▸ Exercise details: Collect all lines containing the word "this" from the data.
----- Material for the task
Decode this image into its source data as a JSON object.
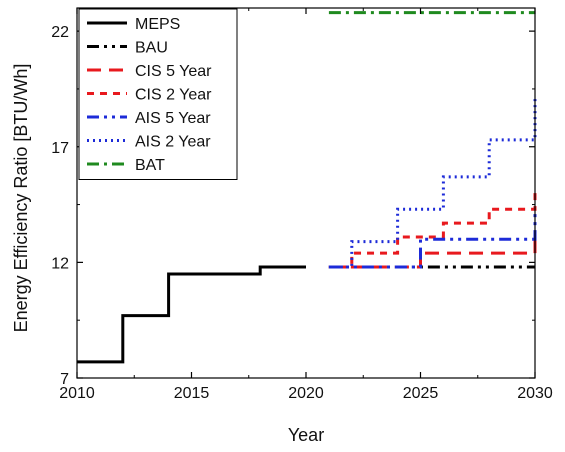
{
  "chart_data": {
    "type": "line",
    "title": "",
    "xlabel": "Year",
    "ylabel": "Energy Efficiency Ratio [BTU/Wh]",
    "xlim": [
      2010,
      2030
    ],
    "ylim": [
      7,
      23
    ],
    "x_ticks": [
      2010,
      2015,
      2020,
      2025,
      2030
    ],
    "y_ticks": [
      7,
      12,
      17,
      22
    ],
    "x_tick_labels": [
      "2010",
      "2015",
      "2020",
      "2025",
      "2030"
    ],
    "y_tick_labels": [
      "7",
      "12",
      "17",
      "22"
    ],
    "grid": false,
    "legend_position": "top-left",
    "series": [
      {
        "name": "MEPS",
        "color": "#000000",
        "dash": "solid",
        "x": [
          2010,
          2011,
          2012,
          2013,
          2014,
          2015,
          2016,
          2017,
          2018,
          2019,
          2020
        ],
        "y": [
          7.7,
          7.7,
          9.7,
          9.7,
          11.5,
          11.5,
          11.5,
          11.5,
          11.8,
          11.8,
          11.8
        ]
      },
      {
        "name": "BAU",
        "color": "#000000",
        "dash": "dash-dot-dot",
        "x": [
          2021,
          2022,
          2023,
          2024,
          2025,
          2026,
          2027,
          2028,
          2029,
          2030
        ],
        "y": [
          11.8,
          11.8,
          11.8,
          11.8,
          11.8,
          11.8,
          11.8,
          11.8,
          11.8,
          11.8
        ]
      },
      {
        "name": "CIS 5 Year",
        "color": "#e8191e",
        "dash": "long-dash",
        "x": [
          2021,
          2022,
          2023,
          2024,
          2025,
          2026,
          2027,
          2028,
          2029,
          2030
        ],
        "y": [
          11.8,
          11.8,
          11.8,
          11.8,
          12.4,
          12.4,
          12.4,
          12.4,
          12.4,
          13.3
        ]
      },
      {
        "name": "CIS 2 Year",
        "color": "#e8191e",
        "dash": "short-dash",
        "x": [
          2021,
          2022,
          2023,
          2024,
          2025,
          2026,
          2027,
          2028,
          2029,
          2030
        ],
        "y": [
          11.8,
          12.4,
          12.4,
          13.1,
          13.1,
          13.7,
          13.7,
          14.3,
          14.3,
          15.0
        ]
      },
      {
        "name": "AIS 5 Year",
        "color": "#1d2bd8",
        "dash": "dash-dot-dot",
        "x": [
          2021,
          2022,
          2023,
          2024,
          2025,
          2026,
          2027,
          2028,
          2029,
          2030
        ],
        "y": [
          11.8,
          11.8,
          11.8,
          11.8,
          13.0,
          13.0,
          13.0,
          13.0,
          13.0,
          14.3
        ]
      },
      {
        "name": "AIS 2 Year",
        "color": "#1d2bd8",
        "dash": "dotted",
        "x": [
          2021,
          2022,
          2023,
          2024,
          2025,
          2026,
          2027,
          2028,
          2029,
          2030
        ],
        "y": [
          11.8,
          12.9,
          12.9,
          14.3,
          14.3,
          15.7,
          15.7,
          17.3,
          17.3,
          19.1
        ]
      },
      {
        "name": "BAT",
        "color": "#1f8a1f",
        "dash": "dash-dot",
        "x": [
          2021,
          2022,
          2023,
          2024,
          2025,
          2026,
          2027,
          2028,
          2029,
          2030
        ],
        "y": [
          22.8,
          22.8,
          22.8,
          22.8,
          22.8,
          22.8,
          22.8,
          22.8,
          22.8,
          22.8
        ]
      }
    ]
  }
}
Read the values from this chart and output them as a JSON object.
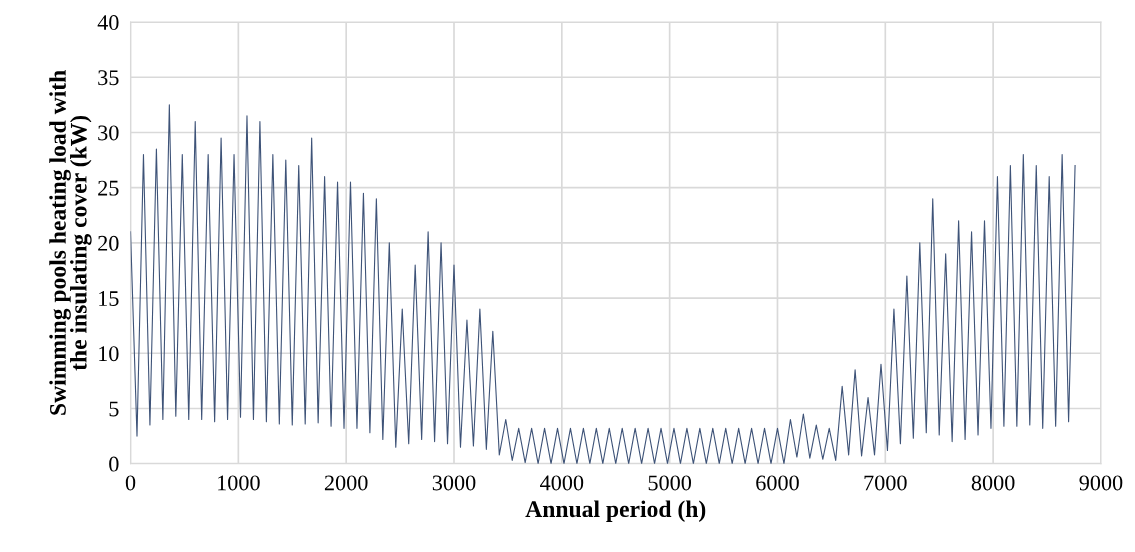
{
  "chart_data": {
    "type": "line",
    "xlabel": "Annual period (h)",
    "ylabel": "Swimming pools heating load with\nthe insulating cover (kW)",
    "xlim": [
      0,
      9000
    ],
    "xticks": [
      0,
      1000,
      2000,
      3000,
      4000,
      5000,
      6000,
      7000,
      8000,
      9000
    ],
    "ylim": [
      0,
      40
    ],
    "yticks": [
      0,
      5,
      10,
      15,
      20,
      25,
      30,
      35,
      40
    ],
    "grid": true,
    "legend": false,
    "marker": "none",
    "line_style": "solid",
    "series": [
      {
        "color": "#3e5378",
        "x": [
          0,
          60,
          120,
          180,
          240,
          300,
          360,
          420,
          480,
          540,
          600,
          660,
          720,
          780,
          840,
          900,
          960,
          1020,
          1080,
          1140,
          1200,
          1260,
          1320,
          1380,
          1440,
          1500,
          1560,
          1620,
          1680,
          1740,
          1800,
          1860,
          1920,
          1980,
          2040,
          2100,
          2160,
          2220,
          2280,
          2340,
          2400,
          2460,
          2520,
          2580,
          2640,
          2700,
          2760,
          2820,
          2880,
          2940,
          3000,
          3060,
          3120,
          3180,
          3240,
          3300,
          3360,
          3420,
          3480,
          3540,
          3600,
          3660,
          3720,
          3780,
          3840,
          3900,
          3960,
          4020,
          4080,
          4140,
          4200,
          4260,
          4320,
          4380,
          4440,
          4500,
          4560,
          4620,
          4680,
          4740,
          4800,
          4860,
          4920,
          4980,
          5040,
          5100,
          5160,
          5220,
          5280,
          5340,
          5400,
          5460,
          5520,
          5580,
          5640,
          5700,
          5760,
          5820,
          5880,
          5940,
          6000,
          6060,
          6120,
          6180,
          6240,
          6300,
          6360,
          6420,
          6480,
          6540,
          6600,
          6660,
          6720,
          6780,
          6840,
          6900,
          6960,
          7020,
          7080,
          7140,
          7200,
          7260,
          7320,
          7380,
          7440,
          7500,
          7560,
          7620,
          7680,
          7740,
          7800,
          7860,
          7920,
          7980,
          8040,
          8100,
          8160,
          8220,
          8280,
          8340,
          8400,
          8460,
          8520,
          8580,
          8640,
          8700,
          8760
        ],
        "values": [
          21,
          2.5,
          28,
          3.5,
          28.5,
          4,
          32.5,
          4.3,
          28,
          4,
          31,
          4,
          28,
          3.8,
          29.5,
          4,
          28,
          4.2,
          31.5,
          4,
          31,
          3.8,
          28,
          3.6,
          27.5,
          3.5,
          27,
          3.6,
          29.5,
          3.7,
          26,
          3.4,
          25.5,
          3.2,
          25.5,
          3.2,
          24.5,
          2.8,
          24,
          2.2,
          20,
          1.5,
          14,
          1.8,
          18,
          2.2,
          21,
          2,
          20,
          1.8,
          18,
          1.5,
          13,
          1.6,
          14,
          1.3,
          12,
          0.8,
          4,
          0.3,
          3.2,
          0.1,
          3.2,
          0,
          3.2,
          0,
          3.2,
          0,
          3.2,
          0,
          3.2,
          0,
          3.2,
          0,
          3.2,
          0,
          3.2,
          0,
          3.2,
          0,
          3.2,
          0,
          3.2,
          0,
          3.2,
          0,
          3.2,
          0,
          3.2,
          0,
          3.2,
          0,
          3.2,
          0,
          3.2,
          0,
          3.2,
          0,
          3.2,
          0,
          3.2,
          0,
          4,
          0.6,
          4.5,
          0.5,
          3.5,
          0.4,
          3.2,
          0.3,
          7,
          0.8,
          8.5,
          0.7,
          6,
          0.8,
          9,
          1.2,
          14,
          1.8,
          17,
          2.3,
          20,
          2.8,
          24,
          2.6,
          19,
          2,
          22,
          2.2,
          21,
          2.6,
          22,
          3.2,
          26,
          3.4,
          27,
          3.4,
          28,
          3.5,
          27,
          3.2,
          26,
          3.4,
          28,
          3.8,
          27
        ]
      }
    ]
  }
}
----------
▸ Final result:
Decode this image into its source data as a JSON object.
Read the values from this chart and output them as a JSON object.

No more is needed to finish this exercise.